THE TASK: Restate the data word for word and leave the images out.
— START —
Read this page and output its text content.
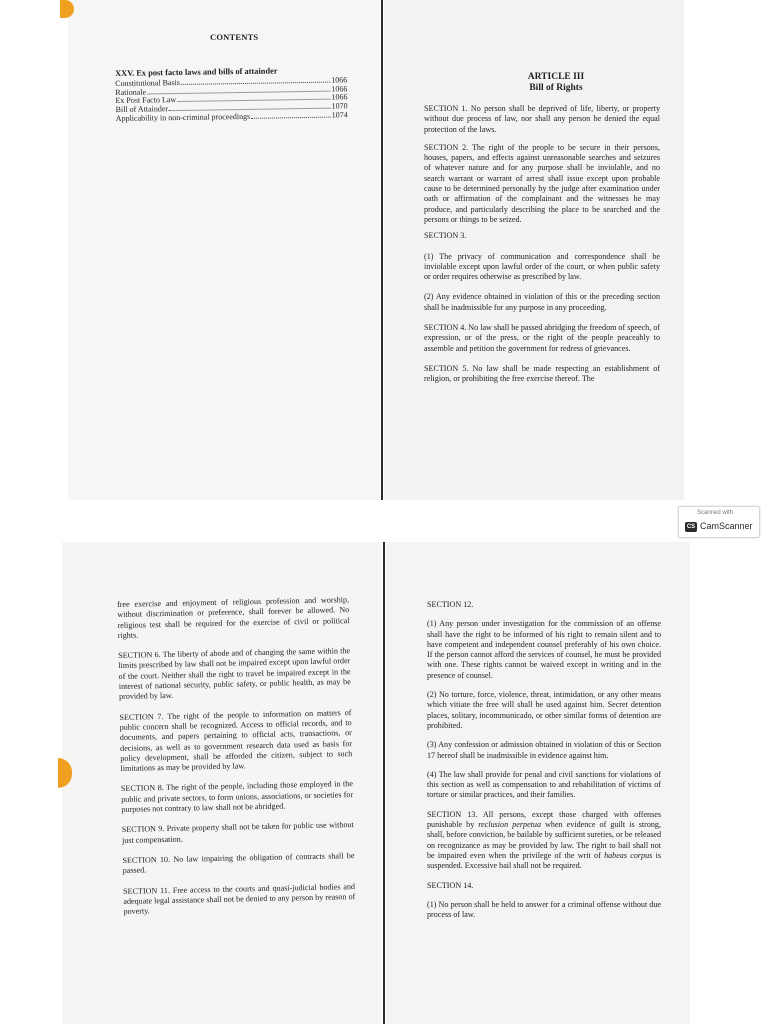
CONTENTS
XXV. Ex post facto laws and bills of attainder
Constitutional Basis	1066
Rationale	1066
Ex Post Facto Law	1066
Bill of Attainder	1070
Applicability in non-criminal proceedings	1074
ARTICLE III
Bill of Rights

SECTION 1. No person shall be deprived of life, liberty, or property without due process of law, nor shall any person be denied the equal protection of the laws.

SECTION 2. The right of the people to be secure in their persons, houses, papers, and effects against unreasonable searches and seizures of whatever nature and for any purpose shall be inviolable, and no search warrant or warrant of arrest shall issue except upon probable cause to be determined personally by the judge after examination under oath or affirmation of the complainant and the witnesses he may produce, and particularly describing the place to be searched and the persons or things to be seized.

SECTION 3.

(1) The privacy of communication and correspondence shall be inviolable except upon lawful order of the court, or when public safety or order requires otherwise as prescribed by law.

(2) Any evidence obtained in violation of this or the preceding section shall be inadmissible for any purpose in any proceeding.

SECTION 4. No law shall be passed abridging the freedom of speech, of expression, or of the press, or the right of the people peaceably to assemble and petition the government for redress of grievances.

SECTION 5. No law shall be made respecting an establishment of religion, or prohibiting the free exercise thereof. The

Scanned with
CS CamScanner

free exercise and enjoyment of religious profession and worship, without discrimination or preference, shall forever be allowed. No religious test shall be required for the exercise of civil or political rights.

SECTION 6. The liberty of abode and of changing the same within the limits prescribed by law shall not be impaired except upon lawful order of the court. Neither shall the right to travel be impaired except in the interest of national security, public safety, or public health, as may be provided by law.

SECTION 7. The right of the people to information on matters of public concern shall be recognized. Access to official records, and to documents, and papers pertaining to official acts, transactions, or decisions, as well as to government research data used as basis for policy development, shall be afforded the citizen, subject to such limitations as may be provided by law.

SECTION 8. The right of the people, including those employed in the public and private sectors, to form unions, associations, or societies for purposes not contrary to law shall not be abridged.

SECTION 9. Private property shall not be taken for public use without just compensation.

SECTION 10. No law impairing the obligation of contracts shall be passed.

SECTION 11. Free access to the courts and quasi-judicial bodies and adequate legal assistance shall not be denied to any person by reason of poverty.

SECTION 12.

(1) Any person under investigation for the commission of an offense shall have the right to be informed of his right to remain silent and to have competent and independent counsel preferably of his own choice. If the person cannot afford the services of counsel, he must be provided with one. These rights cannot be waived except in writing and in the presence of counsel.

(2) No torture, force, violence, threat, intimidation, or any other means which vitiate the free will shall be used against him. Secret detention places, solitary, incommunicado, or other similar forms of detention are prohibited.

(3) Any confession or admission obtained in violation of this or Section 17 hereof shall be inadmissible in evidence against him.

(4) The law shall provide for penal and civil sanctions for violations of this section as well as compensation to and rehabilitation of victims of torture or similar practices, and their families.

SECTION 13. All persons, except those charged with offenses punishable by reclusion perpetua when evidence of guilt is strong, shall, before conviction, be bailable by sufficient sureties, or be released on recognizance as may be provided by law. The right to bail shall not be impaired even when the privilege of the writ of habeas corpus is suspended. Excessive bail shall not be required.

SECTION 14.

(1) No person shall be held to answer for a criminal offense without due process of law.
— END —
THE COMPLETED TASK:
Read this page and output its text content.
CONTENTS
XXV. Ex post facto laws and bills of attainder
Constitutional Basis	1066
Rationale	1066
Ex Post Facto Law	1066
Bill of Attainder	1070
Applicability in non-criminal proceedings	1074
ARTICLE III
Bill of Rights

SECTION 1. No person shall be deprived of life, liberty, or property without due process of law, nor shall any person be denied the equal protection of the laws.

SECTION 2. The right of the people to be secure in their persons, houses, papers, and effects against unreasonable searches and seizures of whatever nature and for any purpose shall be inviolable, and no search warrant or warrant of arrest shall issue except upon probable cause to be determined personally by the judge after examination under oath or affirmation of the complainant and the witnesses he may produce, and particularly describing the place to be searched and the persons or things to be seized.

SECTION 3.

(1) The privacy of communication and correspondence shall be inviolable except upon lawful order of the court, or when public safety or order requires otherwise as prescribed by law.

(2) Any evidence obtained in violation of this or the preceding section shall be inadmissible for any purpose in any proceeding.

SECTION 4. No law shall be passed abridging the freedom of speech, of expression, or of the press, or the right of the people peaceably to assemble and petition the government for redress of grievances.

SECTION 5. No law shall be made respecting an establishment of religion, or prohibiting the free exercise thereof. The

Scanned with
CS CamScanner

free exercise and enjoyment of religious profession and worship, without discrimination or preference, shall forever be allowed. No religious test shall be required for the exercise of civil or political rights.

SECTION 6. The liberty of abode and of changing the same within the limits prescribed by law shall not be impaired except upon lawful order of the court. Neither shall the right to travel be impaired except in the interest of national security, public safety, or public health, as may be provided by law.

SECTION 7. The right of the people to information on matters of public concern shall be recognized. Access to official records, and to documents, and papers pertaining to official acts, transactions, or decisions, as well as to government research data used as basis for policy development, shall be afforded the citizen, subject to such limitations as may be provided by law.

SECTION 8. The right of the people, including those employed in the public and private sectors, to form unions, associations, or societies for purposes not contrary to law shall not be abridged.

SECTION 9. Private property shall not be taken for public use without just compensation.

SECTION 10. No law impairing the obligation of contracts shall be passed.

SECTION 11. Free access to the courts and quasi-judicial bodies and adequate legal assistance shall not be denied to any person by reason of poverty.

SECTION 12.

(1) Any person under investigation for the commission of an offense shall have the right to be informed of his right to remain silent and to have competent and independent counsel preferably of his own choice. If the person cannot afford the services of counsel, he must be provided with one. These rights cannot be waived except in writing and in the presence of counsel.

(2) No torture, force, violence, threat, intimidation, or any other means which vitiate the free will shall be used against him. Secret detention places, solitary, incommunicado, or other similar forms of detention are prohibited.

(3) Any confession or admission obtained in violation of this or Section 17 hereof shall be inadmissible in evidence against him.

(4) The law shall provide for penal and civil sanctions for violations of this section as well as compensation to and rehabilitation of victims of torture or similar practices, and their families.

SECTION 13. All persons, except those charged with offenses punishable by reclusion perpetua when evidence of guilt is strong, shall, before conviction, be bailable by sufficient sureties, or be released on recognizance as may be provided by law. The right to bail shall not be impaired even when the privilege of the writ of habeas corpus is suspended. Excessive bail shall not be required.

SECTION 14.

(1) No person shall be held to answer for a criminal offense without due process of law.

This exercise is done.